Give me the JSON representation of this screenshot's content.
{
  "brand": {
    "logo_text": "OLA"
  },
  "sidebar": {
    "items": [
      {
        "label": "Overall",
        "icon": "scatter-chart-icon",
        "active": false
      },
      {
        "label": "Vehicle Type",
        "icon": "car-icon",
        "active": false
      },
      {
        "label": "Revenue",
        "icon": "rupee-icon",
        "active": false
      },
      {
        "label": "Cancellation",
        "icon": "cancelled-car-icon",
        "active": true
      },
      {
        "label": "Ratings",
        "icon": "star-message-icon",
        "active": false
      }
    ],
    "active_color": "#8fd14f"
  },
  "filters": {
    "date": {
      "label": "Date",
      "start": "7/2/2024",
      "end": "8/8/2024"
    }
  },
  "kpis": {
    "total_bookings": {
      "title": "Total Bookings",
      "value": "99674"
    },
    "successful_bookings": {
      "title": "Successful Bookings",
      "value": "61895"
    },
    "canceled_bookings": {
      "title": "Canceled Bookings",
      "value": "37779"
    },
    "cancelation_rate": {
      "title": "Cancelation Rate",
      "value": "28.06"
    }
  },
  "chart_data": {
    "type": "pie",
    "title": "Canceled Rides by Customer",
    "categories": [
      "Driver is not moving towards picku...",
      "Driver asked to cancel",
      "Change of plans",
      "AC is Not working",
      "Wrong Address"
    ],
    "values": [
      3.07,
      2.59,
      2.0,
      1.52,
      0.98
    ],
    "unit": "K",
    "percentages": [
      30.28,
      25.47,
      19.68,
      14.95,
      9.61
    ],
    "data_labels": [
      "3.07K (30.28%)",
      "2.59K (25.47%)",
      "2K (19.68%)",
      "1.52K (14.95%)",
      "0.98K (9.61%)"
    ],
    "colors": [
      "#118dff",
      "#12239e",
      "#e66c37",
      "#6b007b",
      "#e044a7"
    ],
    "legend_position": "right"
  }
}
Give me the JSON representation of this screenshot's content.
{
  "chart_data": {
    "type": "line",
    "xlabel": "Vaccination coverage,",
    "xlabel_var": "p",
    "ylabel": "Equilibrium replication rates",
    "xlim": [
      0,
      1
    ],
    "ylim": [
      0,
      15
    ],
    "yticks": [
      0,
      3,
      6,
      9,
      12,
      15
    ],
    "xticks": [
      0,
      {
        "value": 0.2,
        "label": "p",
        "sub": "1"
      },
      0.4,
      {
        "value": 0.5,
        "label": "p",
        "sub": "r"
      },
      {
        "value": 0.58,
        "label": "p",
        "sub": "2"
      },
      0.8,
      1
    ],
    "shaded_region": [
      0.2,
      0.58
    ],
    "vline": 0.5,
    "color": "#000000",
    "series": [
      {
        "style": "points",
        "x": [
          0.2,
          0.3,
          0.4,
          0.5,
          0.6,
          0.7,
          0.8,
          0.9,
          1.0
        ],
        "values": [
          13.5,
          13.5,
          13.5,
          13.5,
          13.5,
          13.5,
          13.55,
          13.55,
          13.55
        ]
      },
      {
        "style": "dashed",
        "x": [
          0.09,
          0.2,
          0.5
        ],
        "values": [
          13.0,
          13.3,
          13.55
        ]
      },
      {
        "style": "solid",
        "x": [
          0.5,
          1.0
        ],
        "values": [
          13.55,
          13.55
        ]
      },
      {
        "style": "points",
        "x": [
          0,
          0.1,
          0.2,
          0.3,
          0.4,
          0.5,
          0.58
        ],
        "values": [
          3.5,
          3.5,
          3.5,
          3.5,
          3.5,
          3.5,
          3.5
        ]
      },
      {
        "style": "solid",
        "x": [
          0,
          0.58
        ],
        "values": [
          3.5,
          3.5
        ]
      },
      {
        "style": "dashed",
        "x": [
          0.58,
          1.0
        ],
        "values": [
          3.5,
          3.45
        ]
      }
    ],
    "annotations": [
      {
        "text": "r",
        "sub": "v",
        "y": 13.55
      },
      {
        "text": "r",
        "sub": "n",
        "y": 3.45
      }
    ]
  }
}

________

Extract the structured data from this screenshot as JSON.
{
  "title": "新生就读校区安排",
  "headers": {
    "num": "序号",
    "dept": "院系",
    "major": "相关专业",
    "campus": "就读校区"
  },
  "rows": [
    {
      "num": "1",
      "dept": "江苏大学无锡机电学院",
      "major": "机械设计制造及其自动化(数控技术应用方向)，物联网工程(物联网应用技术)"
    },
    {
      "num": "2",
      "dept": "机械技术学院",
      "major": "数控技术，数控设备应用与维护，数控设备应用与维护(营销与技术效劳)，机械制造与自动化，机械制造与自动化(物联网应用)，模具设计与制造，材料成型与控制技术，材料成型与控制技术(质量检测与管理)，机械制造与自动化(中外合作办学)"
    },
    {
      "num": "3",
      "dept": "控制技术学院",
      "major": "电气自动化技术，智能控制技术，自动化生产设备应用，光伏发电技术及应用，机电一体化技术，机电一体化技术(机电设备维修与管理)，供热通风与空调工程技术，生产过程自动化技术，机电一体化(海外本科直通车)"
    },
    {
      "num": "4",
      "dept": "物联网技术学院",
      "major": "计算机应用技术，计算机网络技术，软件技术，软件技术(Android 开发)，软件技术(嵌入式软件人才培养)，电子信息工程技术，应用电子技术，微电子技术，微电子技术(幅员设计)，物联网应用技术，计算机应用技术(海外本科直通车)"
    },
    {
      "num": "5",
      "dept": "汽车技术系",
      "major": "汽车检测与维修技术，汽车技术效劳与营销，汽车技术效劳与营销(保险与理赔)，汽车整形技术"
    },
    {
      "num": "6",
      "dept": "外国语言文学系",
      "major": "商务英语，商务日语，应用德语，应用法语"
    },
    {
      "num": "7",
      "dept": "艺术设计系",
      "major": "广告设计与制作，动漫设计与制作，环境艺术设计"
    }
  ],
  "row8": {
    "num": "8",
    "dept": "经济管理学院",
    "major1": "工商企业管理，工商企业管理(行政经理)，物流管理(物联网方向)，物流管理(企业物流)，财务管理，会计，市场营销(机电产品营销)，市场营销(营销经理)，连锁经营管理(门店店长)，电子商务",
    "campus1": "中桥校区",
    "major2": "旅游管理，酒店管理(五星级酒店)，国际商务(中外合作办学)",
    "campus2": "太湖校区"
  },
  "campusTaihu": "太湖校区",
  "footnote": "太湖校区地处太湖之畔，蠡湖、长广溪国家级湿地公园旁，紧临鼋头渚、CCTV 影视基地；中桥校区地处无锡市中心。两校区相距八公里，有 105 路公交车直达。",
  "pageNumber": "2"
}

________

* **Written exercise**:
Pick each line holding the word "dept" out of the listing.

* **Exercise output**:
    "dept": "院系",
      "dept": "江苏大学无锡机电学院",
      "dept": "机械技术学院",
      "dept": "控制技术学院",
      "dept": "物联网技术学院",
      "dept": "汽车技术系",
      "dept": "外国语言文学系",
      "dept": "艺术设计系",
    "dept": "经济管理学院",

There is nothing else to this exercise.